INSTRUCTION. Gather the lines from the material that contain "accuracy".

INPUT ROWS.
• • • • • • •

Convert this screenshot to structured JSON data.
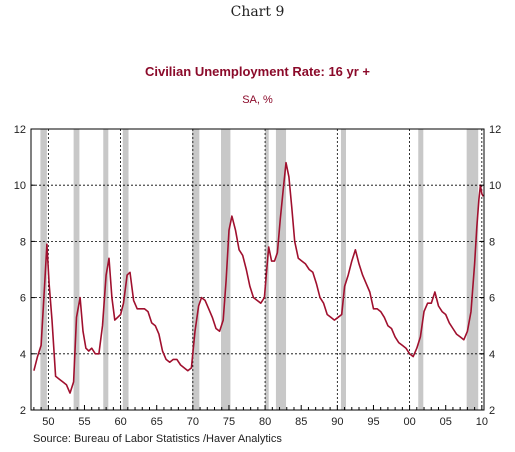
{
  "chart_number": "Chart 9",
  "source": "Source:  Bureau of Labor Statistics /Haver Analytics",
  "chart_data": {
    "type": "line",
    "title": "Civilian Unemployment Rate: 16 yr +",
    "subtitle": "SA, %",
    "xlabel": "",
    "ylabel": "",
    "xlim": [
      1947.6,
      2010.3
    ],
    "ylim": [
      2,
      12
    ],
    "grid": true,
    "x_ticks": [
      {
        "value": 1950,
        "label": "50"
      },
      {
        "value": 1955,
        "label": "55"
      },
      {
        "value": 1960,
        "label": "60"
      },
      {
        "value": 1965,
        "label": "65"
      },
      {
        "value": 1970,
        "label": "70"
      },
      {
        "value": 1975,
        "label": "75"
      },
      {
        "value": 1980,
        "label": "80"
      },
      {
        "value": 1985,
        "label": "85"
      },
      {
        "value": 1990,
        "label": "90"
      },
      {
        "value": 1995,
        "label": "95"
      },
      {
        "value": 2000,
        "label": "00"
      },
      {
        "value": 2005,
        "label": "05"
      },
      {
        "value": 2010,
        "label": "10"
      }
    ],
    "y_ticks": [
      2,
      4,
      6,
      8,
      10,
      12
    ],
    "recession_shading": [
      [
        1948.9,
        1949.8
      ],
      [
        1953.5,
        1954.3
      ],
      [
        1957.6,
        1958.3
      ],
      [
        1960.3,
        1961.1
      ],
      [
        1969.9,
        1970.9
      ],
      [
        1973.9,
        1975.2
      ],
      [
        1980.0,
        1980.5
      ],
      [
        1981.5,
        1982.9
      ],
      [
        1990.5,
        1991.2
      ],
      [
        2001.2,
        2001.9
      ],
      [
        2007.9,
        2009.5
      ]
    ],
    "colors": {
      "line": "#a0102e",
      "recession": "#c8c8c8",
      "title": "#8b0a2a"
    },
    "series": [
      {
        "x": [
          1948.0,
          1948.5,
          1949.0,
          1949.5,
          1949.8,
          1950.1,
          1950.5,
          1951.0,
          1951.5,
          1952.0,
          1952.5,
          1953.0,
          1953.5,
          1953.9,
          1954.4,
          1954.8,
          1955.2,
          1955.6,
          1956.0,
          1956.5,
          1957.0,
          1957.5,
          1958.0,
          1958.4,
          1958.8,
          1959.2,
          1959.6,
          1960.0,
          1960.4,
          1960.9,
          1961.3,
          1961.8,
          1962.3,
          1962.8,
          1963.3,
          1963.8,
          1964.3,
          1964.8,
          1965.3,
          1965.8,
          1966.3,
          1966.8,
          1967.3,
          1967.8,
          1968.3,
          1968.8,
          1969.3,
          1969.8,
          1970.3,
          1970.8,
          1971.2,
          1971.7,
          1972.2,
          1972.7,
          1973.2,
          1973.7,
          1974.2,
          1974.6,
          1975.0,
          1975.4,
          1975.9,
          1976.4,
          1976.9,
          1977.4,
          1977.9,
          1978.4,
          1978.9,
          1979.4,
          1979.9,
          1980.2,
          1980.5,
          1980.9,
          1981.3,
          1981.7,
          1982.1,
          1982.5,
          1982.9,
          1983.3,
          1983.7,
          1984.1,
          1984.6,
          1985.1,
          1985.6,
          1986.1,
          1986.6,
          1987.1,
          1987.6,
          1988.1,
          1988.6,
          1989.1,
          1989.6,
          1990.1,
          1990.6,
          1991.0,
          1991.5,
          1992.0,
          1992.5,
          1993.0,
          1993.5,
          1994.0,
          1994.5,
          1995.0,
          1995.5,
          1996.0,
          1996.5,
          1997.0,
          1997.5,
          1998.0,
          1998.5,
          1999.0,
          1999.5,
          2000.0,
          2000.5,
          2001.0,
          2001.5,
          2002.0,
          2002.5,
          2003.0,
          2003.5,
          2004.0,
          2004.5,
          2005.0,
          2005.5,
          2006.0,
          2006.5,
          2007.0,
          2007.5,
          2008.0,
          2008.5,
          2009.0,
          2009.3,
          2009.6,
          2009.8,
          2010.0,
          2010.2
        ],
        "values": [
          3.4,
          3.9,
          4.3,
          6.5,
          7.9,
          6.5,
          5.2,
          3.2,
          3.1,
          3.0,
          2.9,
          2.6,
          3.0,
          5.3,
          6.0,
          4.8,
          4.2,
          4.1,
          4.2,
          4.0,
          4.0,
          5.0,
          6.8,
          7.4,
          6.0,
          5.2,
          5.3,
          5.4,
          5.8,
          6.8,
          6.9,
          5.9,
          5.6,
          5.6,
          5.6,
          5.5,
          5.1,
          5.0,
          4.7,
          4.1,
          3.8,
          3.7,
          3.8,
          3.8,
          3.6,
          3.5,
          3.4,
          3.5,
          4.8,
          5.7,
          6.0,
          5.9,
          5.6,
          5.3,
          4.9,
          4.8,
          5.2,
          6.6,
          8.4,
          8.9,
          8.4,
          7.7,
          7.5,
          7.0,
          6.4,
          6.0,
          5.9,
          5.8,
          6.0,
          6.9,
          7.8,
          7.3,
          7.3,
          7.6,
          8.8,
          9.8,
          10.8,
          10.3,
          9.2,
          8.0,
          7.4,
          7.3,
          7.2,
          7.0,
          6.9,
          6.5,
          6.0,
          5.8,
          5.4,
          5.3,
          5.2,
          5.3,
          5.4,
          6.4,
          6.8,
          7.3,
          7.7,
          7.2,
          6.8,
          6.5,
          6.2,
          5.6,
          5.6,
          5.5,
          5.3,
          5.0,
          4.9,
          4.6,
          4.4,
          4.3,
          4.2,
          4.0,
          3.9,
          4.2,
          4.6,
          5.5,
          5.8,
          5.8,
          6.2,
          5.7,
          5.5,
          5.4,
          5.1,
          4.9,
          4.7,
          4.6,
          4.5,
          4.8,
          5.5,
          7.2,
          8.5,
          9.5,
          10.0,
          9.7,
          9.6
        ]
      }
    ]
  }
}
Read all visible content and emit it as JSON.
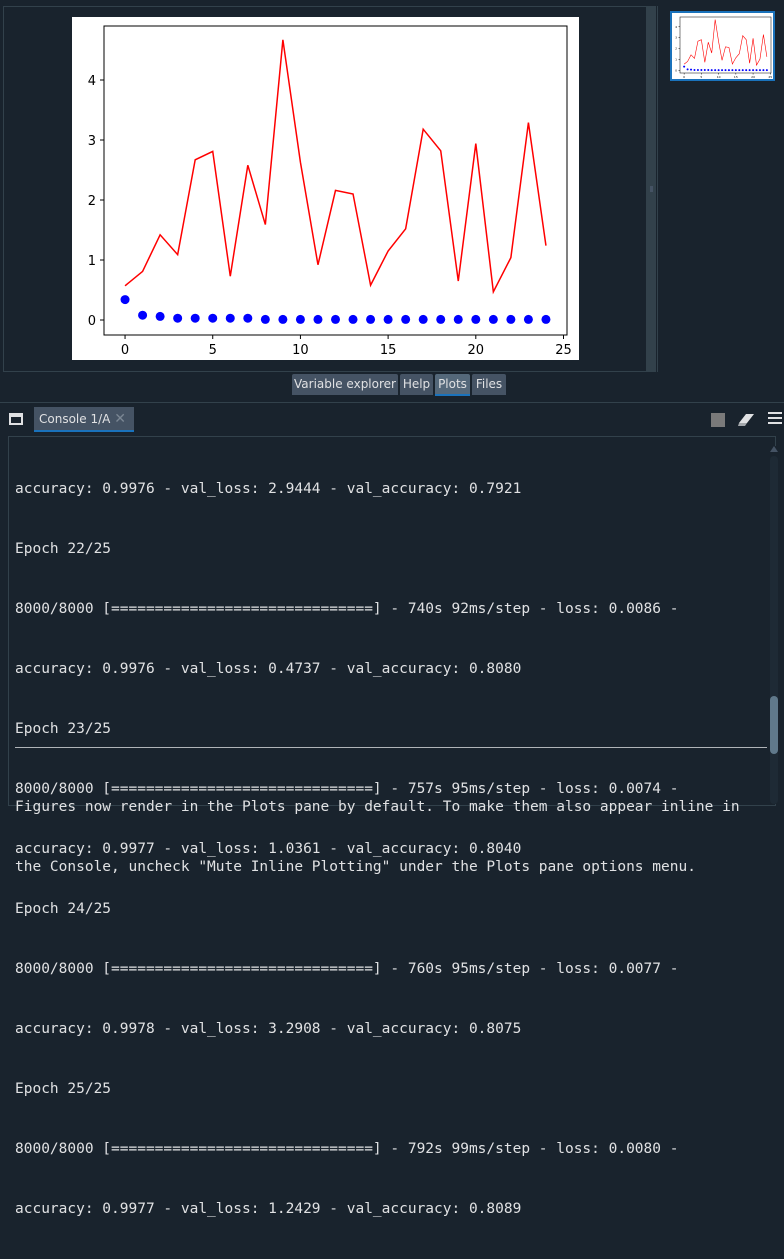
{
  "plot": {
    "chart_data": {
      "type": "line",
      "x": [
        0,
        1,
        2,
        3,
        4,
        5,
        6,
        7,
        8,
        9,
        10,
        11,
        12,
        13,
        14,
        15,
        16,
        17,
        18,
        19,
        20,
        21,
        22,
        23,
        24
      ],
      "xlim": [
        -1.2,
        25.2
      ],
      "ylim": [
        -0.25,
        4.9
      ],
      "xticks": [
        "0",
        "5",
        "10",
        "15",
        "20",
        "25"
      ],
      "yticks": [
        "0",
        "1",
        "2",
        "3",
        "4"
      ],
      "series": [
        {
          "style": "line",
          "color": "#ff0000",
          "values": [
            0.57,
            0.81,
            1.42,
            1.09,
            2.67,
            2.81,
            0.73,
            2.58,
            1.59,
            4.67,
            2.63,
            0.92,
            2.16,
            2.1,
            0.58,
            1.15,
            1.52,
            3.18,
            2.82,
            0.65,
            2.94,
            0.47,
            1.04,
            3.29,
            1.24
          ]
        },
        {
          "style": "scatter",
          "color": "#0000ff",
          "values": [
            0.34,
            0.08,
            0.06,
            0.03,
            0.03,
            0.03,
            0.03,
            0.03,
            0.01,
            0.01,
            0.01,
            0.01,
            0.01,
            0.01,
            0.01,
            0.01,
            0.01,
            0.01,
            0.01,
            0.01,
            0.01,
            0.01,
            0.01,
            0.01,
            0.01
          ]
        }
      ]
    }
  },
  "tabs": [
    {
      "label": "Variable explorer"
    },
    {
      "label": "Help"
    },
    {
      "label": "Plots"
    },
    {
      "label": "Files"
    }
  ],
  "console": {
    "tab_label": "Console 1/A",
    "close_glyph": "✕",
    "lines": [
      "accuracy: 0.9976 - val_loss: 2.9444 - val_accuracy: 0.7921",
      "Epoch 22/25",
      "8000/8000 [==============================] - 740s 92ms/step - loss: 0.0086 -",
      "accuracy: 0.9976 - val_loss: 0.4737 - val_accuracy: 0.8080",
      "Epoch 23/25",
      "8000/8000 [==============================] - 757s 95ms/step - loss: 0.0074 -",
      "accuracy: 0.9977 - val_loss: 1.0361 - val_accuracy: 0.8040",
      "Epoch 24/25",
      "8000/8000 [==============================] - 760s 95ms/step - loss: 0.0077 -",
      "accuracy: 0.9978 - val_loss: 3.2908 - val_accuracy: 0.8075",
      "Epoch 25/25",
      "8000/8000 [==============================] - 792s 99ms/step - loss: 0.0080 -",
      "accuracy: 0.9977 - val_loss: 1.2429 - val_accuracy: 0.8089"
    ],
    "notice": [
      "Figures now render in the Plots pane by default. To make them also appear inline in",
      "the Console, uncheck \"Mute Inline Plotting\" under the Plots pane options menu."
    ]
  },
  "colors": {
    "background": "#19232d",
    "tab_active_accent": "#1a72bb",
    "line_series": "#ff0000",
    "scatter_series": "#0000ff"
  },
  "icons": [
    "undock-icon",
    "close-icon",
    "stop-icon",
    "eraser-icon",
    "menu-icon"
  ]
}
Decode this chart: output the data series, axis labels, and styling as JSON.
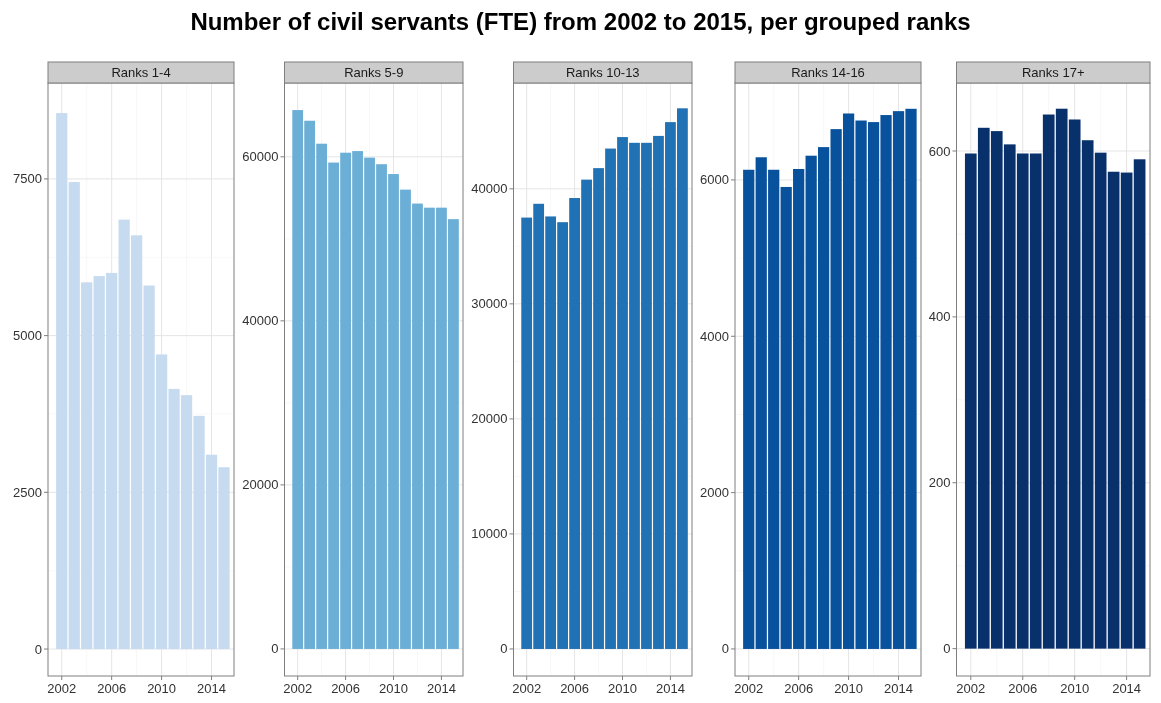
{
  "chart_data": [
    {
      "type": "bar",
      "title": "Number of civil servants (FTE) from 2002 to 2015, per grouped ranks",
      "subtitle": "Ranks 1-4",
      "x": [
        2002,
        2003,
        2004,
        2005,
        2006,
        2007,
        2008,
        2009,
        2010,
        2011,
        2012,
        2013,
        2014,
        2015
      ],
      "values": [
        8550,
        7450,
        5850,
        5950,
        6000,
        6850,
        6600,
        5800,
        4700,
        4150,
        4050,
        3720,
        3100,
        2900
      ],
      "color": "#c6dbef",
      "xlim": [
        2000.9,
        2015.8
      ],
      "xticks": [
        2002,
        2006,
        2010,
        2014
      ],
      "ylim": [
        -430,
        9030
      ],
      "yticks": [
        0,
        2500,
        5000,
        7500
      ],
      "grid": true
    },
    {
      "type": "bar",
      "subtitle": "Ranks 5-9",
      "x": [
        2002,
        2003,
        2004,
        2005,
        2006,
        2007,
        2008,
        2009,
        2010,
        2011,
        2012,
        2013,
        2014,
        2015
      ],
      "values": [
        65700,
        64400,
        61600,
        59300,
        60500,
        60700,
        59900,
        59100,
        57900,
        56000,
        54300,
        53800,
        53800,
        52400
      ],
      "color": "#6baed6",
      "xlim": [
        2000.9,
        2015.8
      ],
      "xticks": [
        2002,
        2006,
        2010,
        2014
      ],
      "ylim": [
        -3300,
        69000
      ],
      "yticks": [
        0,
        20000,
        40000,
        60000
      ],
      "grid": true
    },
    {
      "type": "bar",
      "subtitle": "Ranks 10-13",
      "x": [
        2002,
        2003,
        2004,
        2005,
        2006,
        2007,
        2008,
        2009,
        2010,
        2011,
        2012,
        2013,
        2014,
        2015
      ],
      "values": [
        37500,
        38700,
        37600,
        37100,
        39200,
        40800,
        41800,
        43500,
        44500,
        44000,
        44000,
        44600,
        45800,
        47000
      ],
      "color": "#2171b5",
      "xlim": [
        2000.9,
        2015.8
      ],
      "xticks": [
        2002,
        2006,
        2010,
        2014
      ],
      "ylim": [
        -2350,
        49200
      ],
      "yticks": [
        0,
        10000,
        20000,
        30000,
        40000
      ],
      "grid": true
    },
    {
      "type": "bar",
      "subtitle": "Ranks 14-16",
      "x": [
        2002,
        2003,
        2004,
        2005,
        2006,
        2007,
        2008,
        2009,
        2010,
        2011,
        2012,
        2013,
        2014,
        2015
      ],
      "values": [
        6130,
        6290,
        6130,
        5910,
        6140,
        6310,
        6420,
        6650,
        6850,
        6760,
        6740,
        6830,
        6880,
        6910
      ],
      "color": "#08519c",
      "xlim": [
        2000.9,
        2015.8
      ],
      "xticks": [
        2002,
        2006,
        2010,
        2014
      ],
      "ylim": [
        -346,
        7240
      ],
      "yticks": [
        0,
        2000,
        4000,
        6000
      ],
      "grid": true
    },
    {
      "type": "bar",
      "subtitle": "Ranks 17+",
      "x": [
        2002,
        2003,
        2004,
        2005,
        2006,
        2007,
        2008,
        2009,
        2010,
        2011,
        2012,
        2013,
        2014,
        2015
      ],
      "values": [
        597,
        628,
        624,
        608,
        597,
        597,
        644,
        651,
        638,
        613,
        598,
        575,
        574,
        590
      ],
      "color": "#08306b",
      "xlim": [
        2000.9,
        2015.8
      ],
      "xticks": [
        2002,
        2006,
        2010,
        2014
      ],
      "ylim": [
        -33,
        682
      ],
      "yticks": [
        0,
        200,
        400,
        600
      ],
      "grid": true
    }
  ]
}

• • • • • • •

TASK ANSWER.
      "accuracy: 0.9976 - val_loss: 2.9444 - val_accuracy: 0.7921",
      "accuracy: 0.9976 - val_loss: 0.4737 - val_accuracy: 0.8080",
      "accuracy: 0.9977 - val_loss: 1.0361 - val_accuracy: 0.8040",
      "accuracy: 0.9978 - val_loss: 3.2908 - val_accuracy: 0.8075",
      "accuracy: 0.9977 - val_loss: 1.2429 - val_accuracy: 0.8089"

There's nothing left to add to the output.